[Stored data]

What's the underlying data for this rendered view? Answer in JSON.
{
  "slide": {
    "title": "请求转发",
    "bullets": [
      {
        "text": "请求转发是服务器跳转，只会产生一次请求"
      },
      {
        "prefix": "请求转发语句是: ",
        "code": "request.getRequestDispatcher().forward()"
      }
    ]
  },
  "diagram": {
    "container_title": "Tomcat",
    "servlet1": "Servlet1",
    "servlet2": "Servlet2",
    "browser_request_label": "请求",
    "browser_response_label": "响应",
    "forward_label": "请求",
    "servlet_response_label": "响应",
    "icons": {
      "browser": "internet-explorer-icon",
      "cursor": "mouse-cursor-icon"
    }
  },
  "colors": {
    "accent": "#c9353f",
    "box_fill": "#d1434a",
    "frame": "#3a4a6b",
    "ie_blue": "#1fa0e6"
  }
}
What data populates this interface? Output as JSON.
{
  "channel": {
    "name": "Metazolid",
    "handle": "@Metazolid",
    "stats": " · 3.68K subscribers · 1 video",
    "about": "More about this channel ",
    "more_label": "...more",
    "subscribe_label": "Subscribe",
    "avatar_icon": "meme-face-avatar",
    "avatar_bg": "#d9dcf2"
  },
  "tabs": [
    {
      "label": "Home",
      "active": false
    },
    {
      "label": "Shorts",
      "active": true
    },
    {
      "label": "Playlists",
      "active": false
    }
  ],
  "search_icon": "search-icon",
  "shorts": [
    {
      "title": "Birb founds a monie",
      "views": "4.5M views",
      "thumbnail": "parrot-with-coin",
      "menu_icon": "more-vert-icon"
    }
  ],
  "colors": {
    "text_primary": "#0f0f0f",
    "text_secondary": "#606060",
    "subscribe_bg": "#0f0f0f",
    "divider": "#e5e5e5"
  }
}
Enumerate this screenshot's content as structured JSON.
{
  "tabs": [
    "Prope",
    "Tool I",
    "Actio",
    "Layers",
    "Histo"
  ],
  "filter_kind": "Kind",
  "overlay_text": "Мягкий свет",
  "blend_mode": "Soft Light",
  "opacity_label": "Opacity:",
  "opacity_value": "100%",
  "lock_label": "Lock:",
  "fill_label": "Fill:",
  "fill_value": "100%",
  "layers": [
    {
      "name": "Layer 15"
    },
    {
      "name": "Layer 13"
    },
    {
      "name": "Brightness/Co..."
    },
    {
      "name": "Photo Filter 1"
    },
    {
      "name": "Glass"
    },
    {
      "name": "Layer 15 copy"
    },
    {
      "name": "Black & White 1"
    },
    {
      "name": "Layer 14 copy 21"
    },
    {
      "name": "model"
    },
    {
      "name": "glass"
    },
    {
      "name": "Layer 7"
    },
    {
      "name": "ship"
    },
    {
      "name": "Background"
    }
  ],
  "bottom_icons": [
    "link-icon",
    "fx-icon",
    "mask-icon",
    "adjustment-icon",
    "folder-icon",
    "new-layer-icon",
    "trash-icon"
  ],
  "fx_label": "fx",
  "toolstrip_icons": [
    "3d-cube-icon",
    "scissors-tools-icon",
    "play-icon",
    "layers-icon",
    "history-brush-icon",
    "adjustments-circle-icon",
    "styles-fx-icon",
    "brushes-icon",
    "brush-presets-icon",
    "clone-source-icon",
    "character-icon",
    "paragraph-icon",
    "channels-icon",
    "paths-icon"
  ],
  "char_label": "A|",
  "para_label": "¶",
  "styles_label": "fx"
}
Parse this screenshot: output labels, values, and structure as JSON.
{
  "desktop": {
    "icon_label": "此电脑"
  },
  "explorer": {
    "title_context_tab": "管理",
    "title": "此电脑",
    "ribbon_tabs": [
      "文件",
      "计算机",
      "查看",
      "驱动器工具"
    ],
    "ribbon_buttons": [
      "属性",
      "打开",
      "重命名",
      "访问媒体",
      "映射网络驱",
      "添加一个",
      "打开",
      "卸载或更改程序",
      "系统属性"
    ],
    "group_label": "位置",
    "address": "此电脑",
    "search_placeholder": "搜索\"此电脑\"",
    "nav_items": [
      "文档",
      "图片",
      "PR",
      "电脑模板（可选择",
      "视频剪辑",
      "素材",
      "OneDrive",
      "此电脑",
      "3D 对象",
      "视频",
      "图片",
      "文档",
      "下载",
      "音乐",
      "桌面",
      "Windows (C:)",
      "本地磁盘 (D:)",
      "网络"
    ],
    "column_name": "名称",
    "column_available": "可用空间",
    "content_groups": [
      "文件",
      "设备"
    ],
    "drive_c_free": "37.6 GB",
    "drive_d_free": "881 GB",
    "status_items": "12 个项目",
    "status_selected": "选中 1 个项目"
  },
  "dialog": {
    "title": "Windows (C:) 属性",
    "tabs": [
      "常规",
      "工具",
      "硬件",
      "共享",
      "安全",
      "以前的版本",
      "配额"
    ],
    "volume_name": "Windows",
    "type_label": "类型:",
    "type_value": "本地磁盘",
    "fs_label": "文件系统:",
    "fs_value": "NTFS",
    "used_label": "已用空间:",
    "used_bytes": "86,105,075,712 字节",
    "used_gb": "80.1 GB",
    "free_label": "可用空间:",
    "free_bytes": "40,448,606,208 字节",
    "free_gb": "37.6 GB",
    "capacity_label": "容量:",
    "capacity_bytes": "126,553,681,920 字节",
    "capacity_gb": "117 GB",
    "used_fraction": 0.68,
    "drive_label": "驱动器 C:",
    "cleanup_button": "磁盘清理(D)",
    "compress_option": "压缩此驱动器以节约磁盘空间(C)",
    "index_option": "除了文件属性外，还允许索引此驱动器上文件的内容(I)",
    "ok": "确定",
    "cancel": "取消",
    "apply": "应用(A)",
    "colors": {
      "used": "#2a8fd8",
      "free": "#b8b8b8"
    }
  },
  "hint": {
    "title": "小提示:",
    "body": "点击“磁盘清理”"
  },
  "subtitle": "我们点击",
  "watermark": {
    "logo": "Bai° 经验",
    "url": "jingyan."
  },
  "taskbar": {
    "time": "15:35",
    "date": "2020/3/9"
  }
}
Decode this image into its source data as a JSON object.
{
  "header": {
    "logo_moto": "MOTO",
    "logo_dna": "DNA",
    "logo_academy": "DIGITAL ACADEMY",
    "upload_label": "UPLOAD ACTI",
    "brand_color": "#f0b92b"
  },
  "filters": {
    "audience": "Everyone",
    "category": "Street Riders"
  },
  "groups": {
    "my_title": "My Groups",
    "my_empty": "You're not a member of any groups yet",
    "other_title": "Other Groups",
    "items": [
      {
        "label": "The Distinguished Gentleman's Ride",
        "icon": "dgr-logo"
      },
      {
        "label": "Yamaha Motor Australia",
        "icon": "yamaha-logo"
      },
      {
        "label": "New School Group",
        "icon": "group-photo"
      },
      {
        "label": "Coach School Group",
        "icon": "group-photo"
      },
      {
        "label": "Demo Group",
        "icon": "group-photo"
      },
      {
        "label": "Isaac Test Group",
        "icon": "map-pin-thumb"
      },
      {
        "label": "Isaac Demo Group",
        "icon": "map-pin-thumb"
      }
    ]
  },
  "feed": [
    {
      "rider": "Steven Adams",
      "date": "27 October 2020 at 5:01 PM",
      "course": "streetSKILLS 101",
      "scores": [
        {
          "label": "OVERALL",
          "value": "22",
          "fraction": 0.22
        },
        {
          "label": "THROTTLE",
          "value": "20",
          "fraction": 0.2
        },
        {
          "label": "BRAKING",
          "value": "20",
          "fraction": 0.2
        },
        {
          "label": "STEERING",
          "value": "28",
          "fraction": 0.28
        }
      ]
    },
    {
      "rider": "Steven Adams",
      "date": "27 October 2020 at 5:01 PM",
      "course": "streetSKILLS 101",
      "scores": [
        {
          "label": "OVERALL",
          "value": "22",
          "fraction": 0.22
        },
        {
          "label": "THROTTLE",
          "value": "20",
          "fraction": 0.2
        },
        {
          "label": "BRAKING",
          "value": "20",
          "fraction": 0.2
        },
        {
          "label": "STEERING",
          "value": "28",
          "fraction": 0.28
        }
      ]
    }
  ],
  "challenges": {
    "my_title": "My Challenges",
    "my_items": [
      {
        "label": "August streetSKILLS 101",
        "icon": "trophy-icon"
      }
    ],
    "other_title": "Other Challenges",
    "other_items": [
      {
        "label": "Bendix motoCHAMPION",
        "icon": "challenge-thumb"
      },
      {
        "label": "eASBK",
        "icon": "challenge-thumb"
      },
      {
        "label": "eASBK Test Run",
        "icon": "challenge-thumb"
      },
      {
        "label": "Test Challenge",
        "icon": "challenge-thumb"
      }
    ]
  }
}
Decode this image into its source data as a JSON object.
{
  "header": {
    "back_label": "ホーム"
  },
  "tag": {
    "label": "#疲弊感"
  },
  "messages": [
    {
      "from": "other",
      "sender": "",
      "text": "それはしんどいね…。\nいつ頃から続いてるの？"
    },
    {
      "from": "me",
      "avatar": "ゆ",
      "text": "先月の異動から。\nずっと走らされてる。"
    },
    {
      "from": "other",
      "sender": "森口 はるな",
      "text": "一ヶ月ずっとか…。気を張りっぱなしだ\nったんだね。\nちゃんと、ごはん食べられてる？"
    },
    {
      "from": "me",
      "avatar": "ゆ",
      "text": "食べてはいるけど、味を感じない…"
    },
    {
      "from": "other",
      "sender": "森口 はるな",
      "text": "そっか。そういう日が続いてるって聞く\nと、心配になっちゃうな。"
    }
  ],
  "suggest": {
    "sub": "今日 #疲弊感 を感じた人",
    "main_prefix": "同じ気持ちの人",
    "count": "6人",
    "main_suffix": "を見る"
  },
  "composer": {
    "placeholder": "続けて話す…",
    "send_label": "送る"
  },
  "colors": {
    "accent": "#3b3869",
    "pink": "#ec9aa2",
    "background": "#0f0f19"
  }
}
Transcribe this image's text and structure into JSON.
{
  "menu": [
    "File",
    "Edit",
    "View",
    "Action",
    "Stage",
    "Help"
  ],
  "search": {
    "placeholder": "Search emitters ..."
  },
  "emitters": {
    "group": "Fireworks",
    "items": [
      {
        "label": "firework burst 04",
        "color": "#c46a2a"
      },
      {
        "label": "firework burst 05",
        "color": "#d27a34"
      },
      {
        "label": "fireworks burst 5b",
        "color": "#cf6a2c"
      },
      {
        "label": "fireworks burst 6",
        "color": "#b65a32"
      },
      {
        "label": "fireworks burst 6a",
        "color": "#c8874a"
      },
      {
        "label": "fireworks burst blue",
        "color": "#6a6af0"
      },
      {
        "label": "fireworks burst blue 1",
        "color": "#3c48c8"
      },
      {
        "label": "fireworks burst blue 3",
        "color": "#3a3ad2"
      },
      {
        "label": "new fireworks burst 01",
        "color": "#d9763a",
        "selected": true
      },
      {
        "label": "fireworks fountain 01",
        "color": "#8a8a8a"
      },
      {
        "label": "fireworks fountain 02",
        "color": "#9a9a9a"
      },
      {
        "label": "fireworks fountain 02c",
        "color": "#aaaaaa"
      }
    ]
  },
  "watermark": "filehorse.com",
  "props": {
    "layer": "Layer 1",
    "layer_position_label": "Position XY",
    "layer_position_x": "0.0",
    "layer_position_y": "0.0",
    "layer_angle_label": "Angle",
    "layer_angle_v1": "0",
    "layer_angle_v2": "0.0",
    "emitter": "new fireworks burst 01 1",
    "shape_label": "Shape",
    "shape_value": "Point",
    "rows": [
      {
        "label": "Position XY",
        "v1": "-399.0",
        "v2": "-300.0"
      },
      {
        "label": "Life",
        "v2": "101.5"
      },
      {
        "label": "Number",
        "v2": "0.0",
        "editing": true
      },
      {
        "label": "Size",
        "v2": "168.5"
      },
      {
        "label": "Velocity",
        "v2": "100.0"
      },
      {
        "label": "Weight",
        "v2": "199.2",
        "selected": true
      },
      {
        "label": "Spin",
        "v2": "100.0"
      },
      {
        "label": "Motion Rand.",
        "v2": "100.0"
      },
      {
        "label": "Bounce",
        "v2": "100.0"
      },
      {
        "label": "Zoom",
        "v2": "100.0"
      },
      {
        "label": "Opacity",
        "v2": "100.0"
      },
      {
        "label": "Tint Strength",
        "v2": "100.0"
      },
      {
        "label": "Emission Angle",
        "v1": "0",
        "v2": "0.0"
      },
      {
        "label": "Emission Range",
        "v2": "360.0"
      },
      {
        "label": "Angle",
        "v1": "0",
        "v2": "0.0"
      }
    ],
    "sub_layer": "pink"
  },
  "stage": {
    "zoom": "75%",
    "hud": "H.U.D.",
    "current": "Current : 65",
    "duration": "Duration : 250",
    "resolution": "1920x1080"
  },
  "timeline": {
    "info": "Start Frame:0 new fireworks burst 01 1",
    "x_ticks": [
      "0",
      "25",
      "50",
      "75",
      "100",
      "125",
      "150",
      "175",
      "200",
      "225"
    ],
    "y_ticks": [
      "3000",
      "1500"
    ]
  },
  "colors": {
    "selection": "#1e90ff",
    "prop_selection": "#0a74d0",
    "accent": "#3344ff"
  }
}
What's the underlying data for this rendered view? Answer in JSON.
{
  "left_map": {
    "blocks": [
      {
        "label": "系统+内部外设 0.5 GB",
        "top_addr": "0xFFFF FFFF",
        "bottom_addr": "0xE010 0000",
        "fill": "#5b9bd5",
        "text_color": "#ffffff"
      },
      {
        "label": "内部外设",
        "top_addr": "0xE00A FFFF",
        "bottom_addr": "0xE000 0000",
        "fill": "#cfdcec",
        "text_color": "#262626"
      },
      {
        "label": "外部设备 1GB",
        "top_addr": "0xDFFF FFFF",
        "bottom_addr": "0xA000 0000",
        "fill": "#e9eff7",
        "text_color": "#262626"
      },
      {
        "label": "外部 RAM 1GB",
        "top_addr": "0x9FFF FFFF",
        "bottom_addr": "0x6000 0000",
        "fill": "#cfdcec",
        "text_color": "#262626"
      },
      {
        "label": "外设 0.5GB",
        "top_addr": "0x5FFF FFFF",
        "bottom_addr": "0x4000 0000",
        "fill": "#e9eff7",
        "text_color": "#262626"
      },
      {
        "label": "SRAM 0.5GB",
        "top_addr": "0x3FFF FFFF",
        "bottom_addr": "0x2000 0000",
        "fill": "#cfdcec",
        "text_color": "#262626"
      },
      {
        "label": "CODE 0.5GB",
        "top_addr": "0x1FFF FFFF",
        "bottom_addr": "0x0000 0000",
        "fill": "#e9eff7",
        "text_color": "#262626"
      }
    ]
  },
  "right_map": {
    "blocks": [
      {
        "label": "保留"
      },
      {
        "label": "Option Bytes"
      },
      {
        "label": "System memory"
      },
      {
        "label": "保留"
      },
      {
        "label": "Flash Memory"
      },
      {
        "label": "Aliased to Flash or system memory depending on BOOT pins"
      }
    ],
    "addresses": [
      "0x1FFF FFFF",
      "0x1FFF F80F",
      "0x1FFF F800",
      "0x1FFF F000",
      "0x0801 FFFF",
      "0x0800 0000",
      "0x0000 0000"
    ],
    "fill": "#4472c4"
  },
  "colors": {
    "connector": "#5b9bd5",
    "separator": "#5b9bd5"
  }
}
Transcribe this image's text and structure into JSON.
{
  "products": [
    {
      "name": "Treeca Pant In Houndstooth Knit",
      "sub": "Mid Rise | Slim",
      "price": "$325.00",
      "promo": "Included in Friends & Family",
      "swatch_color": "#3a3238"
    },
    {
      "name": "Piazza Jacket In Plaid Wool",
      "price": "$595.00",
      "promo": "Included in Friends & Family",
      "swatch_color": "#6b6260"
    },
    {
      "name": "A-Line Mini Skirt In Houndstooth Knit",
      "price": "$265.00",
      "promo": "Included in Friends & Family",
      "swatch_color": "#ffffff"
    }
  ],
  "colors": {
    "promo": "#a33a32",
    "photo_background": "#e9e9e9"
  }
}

— What the task requires —
Which lines hold the word "explorer"? Copy each of them from the records.

— Written reply —
      "browser": "internet-explorer-icon",
  "explorer": {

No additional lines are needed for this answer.